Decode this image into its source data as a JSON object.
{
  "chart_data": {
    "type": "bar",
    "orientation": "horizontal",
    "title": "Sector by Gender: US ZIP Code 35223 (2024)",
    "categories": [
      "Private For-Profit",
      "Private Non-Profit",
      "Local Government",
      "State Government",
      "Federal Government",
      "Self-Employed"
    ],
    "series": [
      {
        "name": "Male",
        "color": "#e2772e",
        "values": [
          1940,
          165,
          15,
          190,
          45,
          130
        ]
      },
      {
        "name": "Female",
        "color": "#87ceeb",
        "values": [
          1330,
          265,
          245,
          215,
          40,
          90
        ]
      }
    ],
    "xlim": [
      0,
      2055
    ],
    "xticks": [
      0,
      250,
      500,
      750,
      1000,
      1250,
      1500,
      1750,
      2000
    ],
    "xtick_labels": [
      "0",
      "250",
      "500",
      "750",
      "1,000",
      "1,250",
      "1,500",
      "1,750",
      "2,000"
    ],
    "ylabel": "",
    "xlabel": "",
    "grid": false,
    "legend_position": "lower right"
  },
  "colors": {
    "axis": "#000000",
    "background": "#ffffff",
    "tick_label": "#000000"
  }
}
********
Find "Government". Copy every line it occurs in.

      "Local Government",
      "State Government",
      "Federal Government",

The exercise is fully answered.